**PROMPT:** Render every line of the listing as a JSON list of strings, one string per line, with blank lines omitted and the pictures left out.

(Items from a dataset)
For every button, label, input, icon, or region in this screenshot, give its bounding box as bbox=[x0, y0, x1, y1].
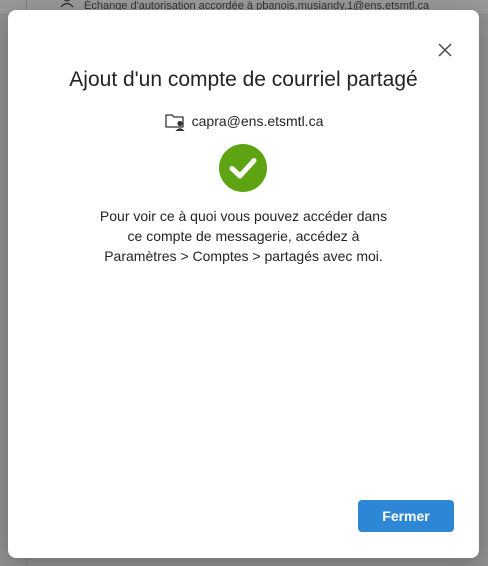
close-icon bbox=[438, 43, 452, 57]
close-button[interactable] bbox=[435, 40, 455, 60]
checkmark-circle-icon bbox=[219, 144, 267, 192]
message-line: ce compte de messagerie, accédez à bbox=[127, 228, 360, 244]
dialog-title: Ajout d'un compte de courriel partagé bbox=[69, 68, 418, 91]
shared-folder-person-icon bbox=[164, 110, 186, 132]
message-line: Paramètres > Comptes > partagés avec moi… bbox=[104, 248, 383, 264]
account-row: capra@ens.etsmtl.ca bbox=[8, 110, 479, 132]
fermer-button[interactable]: Fermer bbox=[358, 500, 454, 532]
account-email: capra@ens.etsmtl.ca bbox=[191, 113, 324, 129]
info-message: Pour voir ce à quoi vous pouvez accéder … bbox=[68, 206, 419, 266]
shared-mailbox-dialog: Ajout d'un compte de courriel partagé ca… bbox=[8, 10, 479, 558]
message-line: Pour voir ce à quoi vous pouvez accéder … bbox=[99, 208, 388, 224]
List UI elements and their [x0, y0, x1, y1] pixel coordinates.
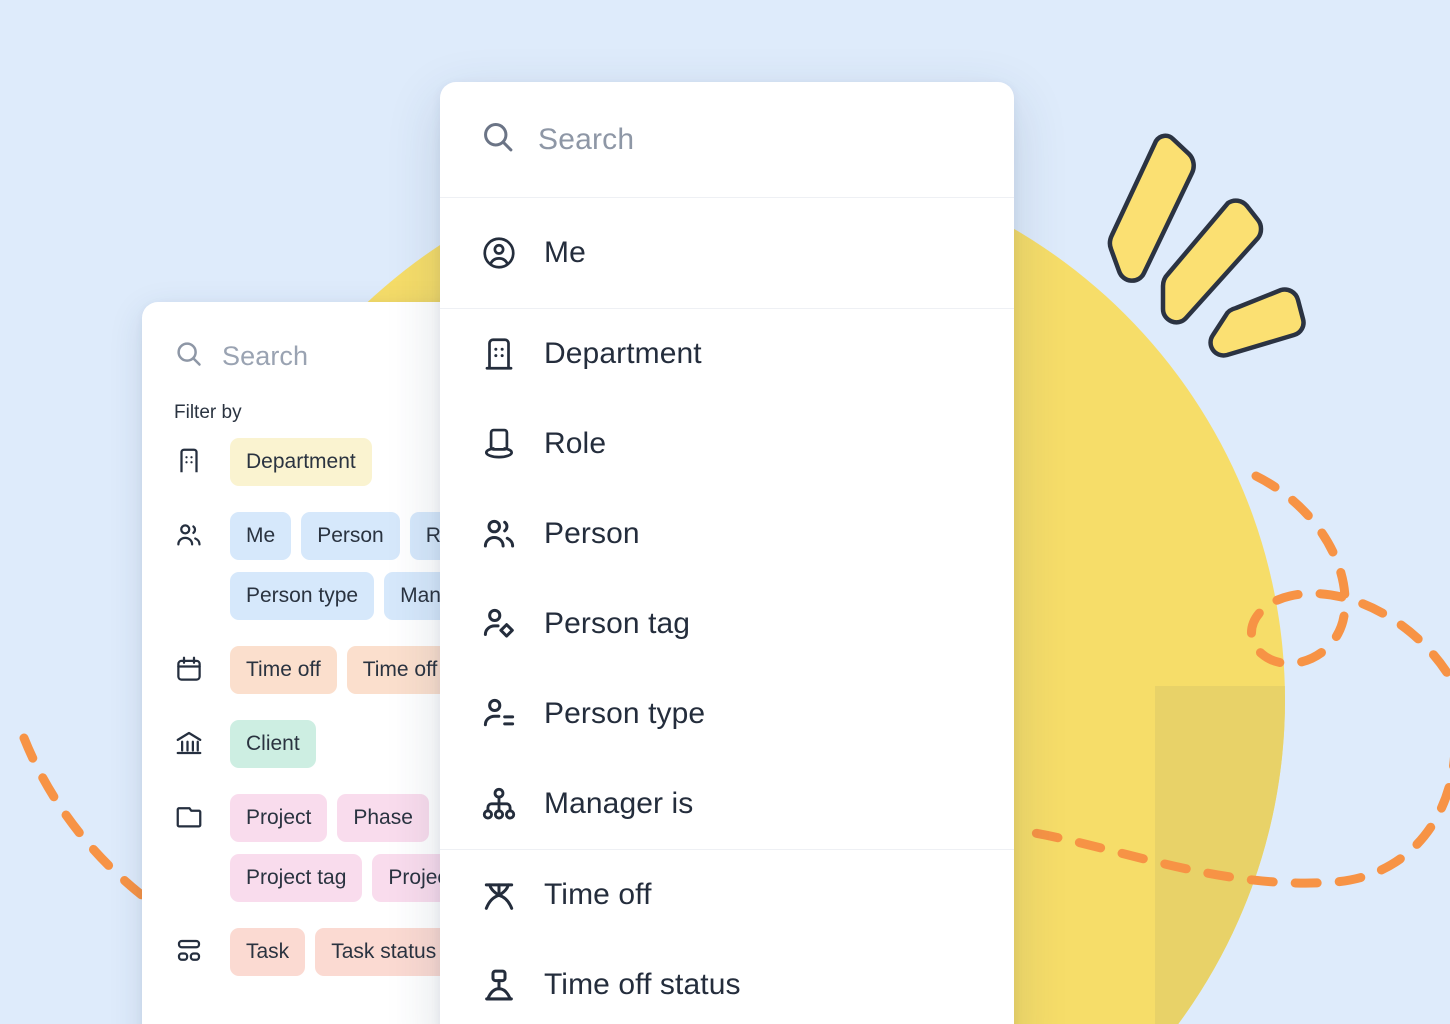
org-chart-icon	[480, 785, 518, 823]
menu-group-time-off: Time off Time off status	[440, 849, 1014, 1024]
dashed-loop-lower	[1010, 755, 1450, 888]
tasks-icon	[174, 936, 206, 968]
filter-chip[interactable]: Client	[230, 720, 316, 768]
menu-item-label: Time off status	[544, 968, 741, 1001]
menu-item-person-tag[interactable]: Person tag	[440, 579, 1014, 669]
menu-item-label: Time off	[544, 878, 652, 911]
menu-item-label: Person type	[544, 697, 706, 730]
person-type-icon	[480, 695, 518, 733]
filter-chip[interactable]: Me	[230, 512, 292, 560]
filter-search-placeholder: Search	[222, 340, 309, 371]
menu-search[interactable]: Search	[440, 82, 1014, 198]
menu-item-me[interactable]: Me	[440, 198, 1014, 308]
building-icon	[174, 446, 206, 478]
time-off-status-icon	[480, 966, 518, 1004]
people-icon	[480, 515, 518, 553]
menu-item-label: Person	[544, 517, 640, 550]
menu-item-department[interactable]: Department	[440, 309, 1014, 399]
people-icon	[174, 520, 206, 552]
yellow-overlay-rect	[1155, 686, 1285, 1024]
menu-item-label: Manager is	[544, 787, 694, 820]
search-icon	[480, 119, 516, 160]
menu-item-label: Role	[544, 427, 607, 460]
filter-chip[interactable]: Project tag	[230, 854, 363, 902]
menu-item-time-off-status[interactable]: Time off status	[440, 940, 1014, 1024]
calendar-icon	[174, 654, 206, 686]
filter-chip[interactable]: Task	[230, 928, 306, 976]
spark-icon-2	[1160, 198, 1264, 325]
menu-item-label: Department	[544, 337, 702, 370]
menu-item-role[interactable]: Role	[440, 399, 1014, 489]
spark-icon-1	[1107, 133, 1196, 283]
menu-group-people: Department Role Person Person tag Person…	[440, 308, 1014, 849]
menu-item-person[interactable]: Person	[440, 489, 1014, 579]
filter-chip[interactable]: Person type	[230, 572, 375, 620]
person-tag-icon	[480, 605, 518, 643]
top-hat-icon	[480, 425, 518, 463]
filter-type-menu: Search Me Department Role Person Person …	[440, 82, 1014, 1024]
menu-item-manager-is[interactable]: Manager is	[440, 759, 1014, 849]
filter-chip[interactable]: Task status	[315, 928, 453, 976]
menu-item-label: Me	[544, 236, 586, 269]
menu-group-me: Me	[440, 198, 1014, 308]
filter-chip[interactable]: Phase	[337, 794, 429, 842]
building-icon	[480, 335, 518, 373]
filter-chip[interactable]: Time off	[230, 646, 337, 694]
folder-icon	[174, 802, 206, 834]
filter-chip[interactable]: Person	[301, 512, 400, 560]
user-circle-icon	[480, 234, 518, 272]
palm-tree-icon	[480, 876, 518, 914]
menu-item-label: Person tag	[544, 607, 691, 640]
menu-search-placeholder: Search	[538, 122, 635, 156]
menu-item-time-off[interactable]: Time off	[440, 850, 1014, 940]
search-icon	[174, 339, 204, 374]
app-canvas: Search Filter by Department Me Person Pe…	[0, 0, 1450, 1024]
spark-icon-3	[1208, 287, 1306, 358]
dashed-loop-upper	[1247, 471, 1450, 687]
filter-chip[interactable]: Department	[230, 438, 372, 486]
menu-item-person-type[interactable]: Person type	[440, 669, 1014, 759]
filter-chip[interactable]: Project	[230, 794, 328, 842]
bank-icon	[174, 728, 206, 760]
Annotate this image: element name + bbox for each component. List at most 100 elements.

**RESULT BELOW:**
[
  "For every button, label, input, icon, or region in this screenshot, give its bounding box as bbox=[x0, y0, x1, y1].",
  "close-icon bbox=[438, 43, 452, 57]",
  "close-button[interactable] bbox=[435, 40, 455, 60]",
  "checkmark-circle-icon bbox=[219, 144, 267, 192]",
  "message-line: ce compte de messagerie, accédez à bbox=[127, 228, 360, 244]",
  "dialog-title: Ajout d'un compte de courriel partagé bbox=[69, 68, 418, 91]",
  "shared-folder-person-icon bbox=[164, 110, 186, 132]",
  "message-line: Paramètres > Comptes > partagés avec moi… bbox=[104, 248, 383, 264]",
  "account-row: capra@ens.etsmtl.ca bbox=[8, 110, 479, 132]",
  "fermer-button[interactable]: Fermer bbox=[358, 500, 454, 532]",
  "account-email: capra@ens.etsmtl.ca bbox=[191, 113, 324, 129]",
  "info-message: Pour voir ce à quoi vous pouvez accéder … bbox=[68, 206, 419, 266]",
  "shared-mailbox-dialog: Ajout d'un compte de courriel partagé ca… bbox=[8, 10, 479, 558]",
  "message-line: Pour voir ce à quoi vous pouvez accéder … bbox=[99, 208, 388, 224]",
  "List UI elements and their [x0, y0, x1, y1] pixel coordinates.",
  "org-chart-icon\t[480, 785, 518, 823]",
  "menu-group-time-off: Time off Time off status\t[440, 849, 1014, 1024]",
  "dashed-loop-lower\t[1010, 755, 1450, 888]",
  "tasks-icon\t[174, 936, 206, 968]",
  "filter-chip[interactable]: Client\t[230, 720, 316, 768]",
  "menu-item-label: Time off status\t[544, 968, 741, 1001]",
  "menu-item-person-tag[interactable]: Person tag\t[440, 579, 1014, 669]",
  "menu-item-label: Time off\t[544, 878, 652, 911]",
  "menu-item-label: Person type\t[544, 697, 706, 730]",
  "person-type-icon\t[480, 695, 518, 733]",
  "filter-chip[interactable]: Me\t[230, 512, 292, 560]",
  "filter-search-placeholder: Search\t[222, 340, 309, 371]",
  "menu-search[interactable]: Search\t[440, 82, 1014, 198]",
  "menu-item-me[interactable]: Me\t[440, 198, 1014, 308]",
  "building-icon\t[174, 446, 206, 478]",
  "time-off-status-icon\t[480, 966, 518, 1004]",
  "people-icon\t[480, 515, 518, 553]",
  "menu-item-label: Person\t[544, 517, 640, 550]",
  "menu-item-department[interactable]: Department\t[440, 309, 1014, 399]",
  "people-icon\t[174, 520, 206, 552]",
  "yellow-overlay-rect\t[1155, 686, 1285, 1024]",
  "menu-item-label: Manager is\t[544, 787, 694, 820]",
  "search-icon\t[480, 119, 516, 160]",
  "menu-item-label: Role\t[544, 427, 607, 460]",
  "filter-chip[interactable]: Project tag\t[230, 854, 363, 902]",
  "menu-item-time-off-status[interactable]: Time off status\t[440, 940, 1014, 1024]",
  "calendar-icon\t[174, 654, 206, 686]",
  "filter-chip[interactable]: Task\t[230, 928, 306, 976]",
  "spark-icon-2\t[1160, 198, 1264, 325]",
  "menu-item-label: Department\t[544, 337, 702, 370]",
  "menu-item-role[interactable]: Role\t[440, 399, 1014, 489]",
  "spark-icon-1\t[1107, 133, 1196, 283]",
  "menu-group-people: Department Role Person Person tag Person…\t[440, 308, 1014, 849]",
  "menu-item-person[interactable]: Person\t[440, 489, 1014, 579]",
  "filter-chip[interactable]: Person type\t[230, 572, 375, 620]",
  "person-tag-icon\t[480, 605, 518, 643]",
  "top-hat-icon\t[480, 425, 518, 463]",
  "filter-type-menu: Search Me Department Role Person Person …\t[440, 82, 1014, 1024]",
  "menu-item-manager-is[interactable]: Manager is\t[440, 759, 1014, 849]",
  "filter-chip[interactable]: Task status\t[315, 928, 453, 976]",
  "menu-item-label: Me\t[544, 236, 586, 269]",
  "menu-group-me: Me\t[440, 198, 1014, 308]",
  "filter-chip[interactable]: Phase\t[337, 794, 429, 842]",
  "building-icon\t[480, 335, 518, 373]",
  "filter-chip[interactable]: Time off\t[230, 646, 337, 694]",
  "folder-icon\t[174, 802, 206, 834]",
  "filter-chip[interactable]: Person\t[301, 512, 400, 560]",
  "user-circle-icon\t[480, 234, 518, 272]",
  "palm-tree-icon\t[480, 876, 518, 914]",
  "menu-item-label: Person tag\t[544, 607, 691, 640]",
  "menu-search-placeholder: Search\t[538, 122, 635, 156]",
  "menu-item-time-off[interactable]: Time off\t[440, 850, 1014, 940]",
  "search-icon\t[174, 339, 204, 374]",
  "app-canvas: Search Filter by Department Me Person Pe…\t[0, 0, 1450, 1024]",
  "spark-icon-3\t[1208, 287, 1306, 358]",
  "dashed-loop-upper\t[1247, 471, 1450, 687]",
  "filter-chip[interactable]: Department\t[230, 438, 372, 486]",
  "menu-item-person-type[interactable]: Person type\t[440, 669, 1014, 759]",
  "filter-chip[interactable]: Project\t[230, 794, 328, 842]",
  "bank-icon\t[174, 728, 206, 760]",
  "Annotate this image: element name + bbox for each component. List at most 100 elements."
]